• **RECORDS PROVIDED**:
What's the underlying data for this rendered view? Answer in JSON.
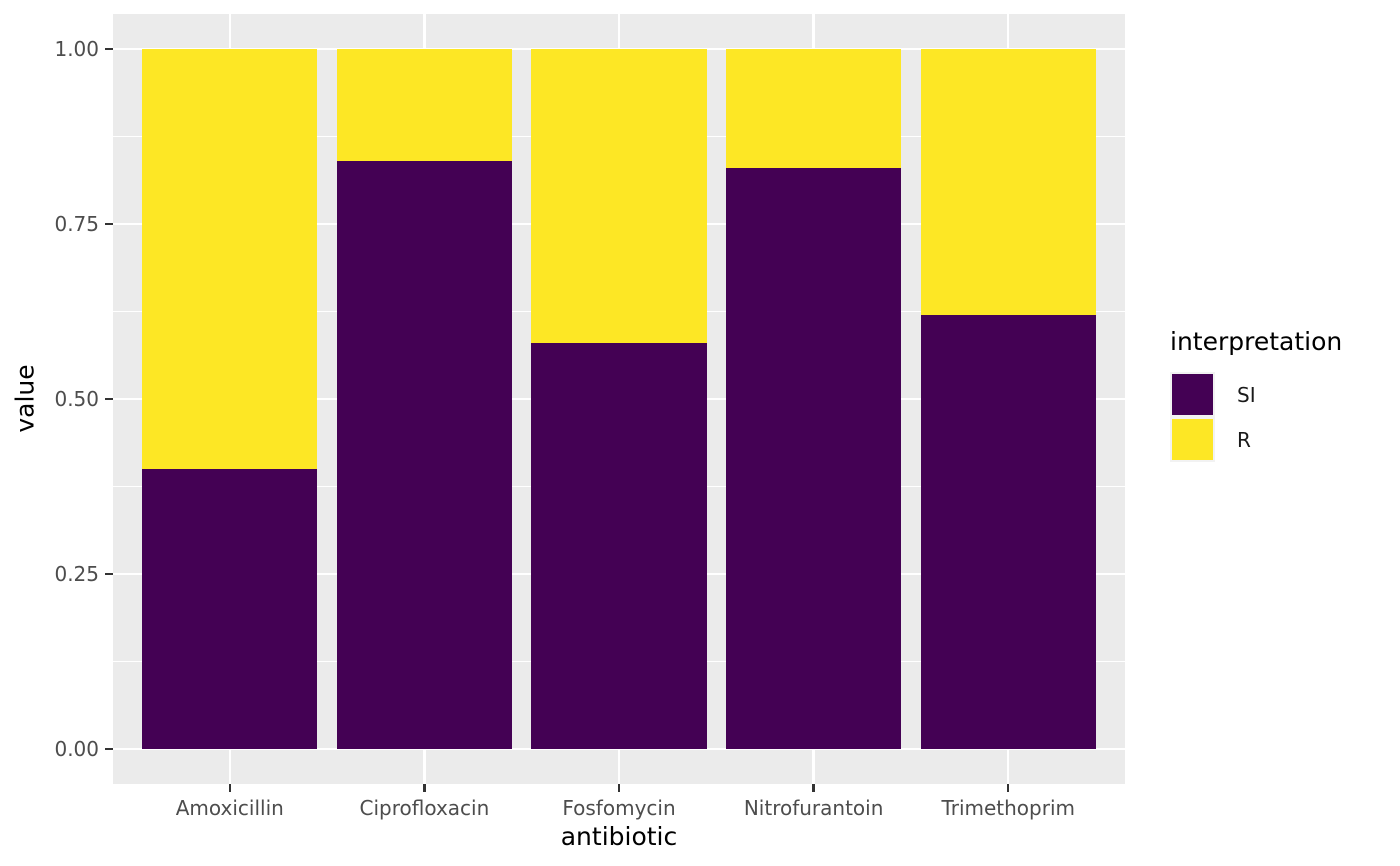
{
  "chart_data": {
    "type": "bar",
    "stacked": true,
    "orientation": "vertical",
    "xlabel": "antibiotic",
    "ylabel": "value",
    "categories": [
      "Amoxicillin",
      "Ciprofloxacin",
      "Fosfomycin",
      "Nitrofurantoin",
      "Trimethoprim"
    ],
    "series": [
      {
        "name": "SI",
        "color": "#440154",
        "values": [
          0.4,
          0.84,
          0.58,
          0.83,
          0.62
        ]
      },
      {
        "name": "R",
        "color": "#FDE725",
        "values": [
          0.6,
          0.16,
          0.42,
          0.17,
          0.38
        ]
      }
    ],
    "ylim": [
      0,
      1
    ],
    "y_ticks": [
      {
        "v": 0.0,
        "label": "0.00"
      },
      {
        "v": 0.25,
        "label": "0.25"
      },
      {
        "v": 0.5,
        "label": "0.50"
      },
      {
        "v": 0.75,
        "label": "0.75"
      },
      {
        "v": 1.0,
        "label": "1.00"
      }
    ],
    "y_minor": [
      0.125,
      0.375,
      0.625,
      0.875
    ],
    "grid": "on",
    "legend": {
      "title": "interpretation",
      "position": "right",
      "entries": [
        "SI",
        "R"
      ]
    }
  },
  "style": {
    "panel_bg": "#EBEBEB",
    "grid_color": "#FFFFFF",
    "tick_label_color": "#4D4D4D",
    "tick_mark_color": "#333333",
    "axis_title_color": "#000000",
    "legend_key_bg": "#F2F2F2",
    "background": "#FFFFFF"
  }
}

• **TASK TO COMPLETE**: Copy out all lines that carry the word "FFFFFF".

• **ANSWER TO THIS TASK**:
    "grid_color": "#FFFFFF",
    "background": "#FFFFFF"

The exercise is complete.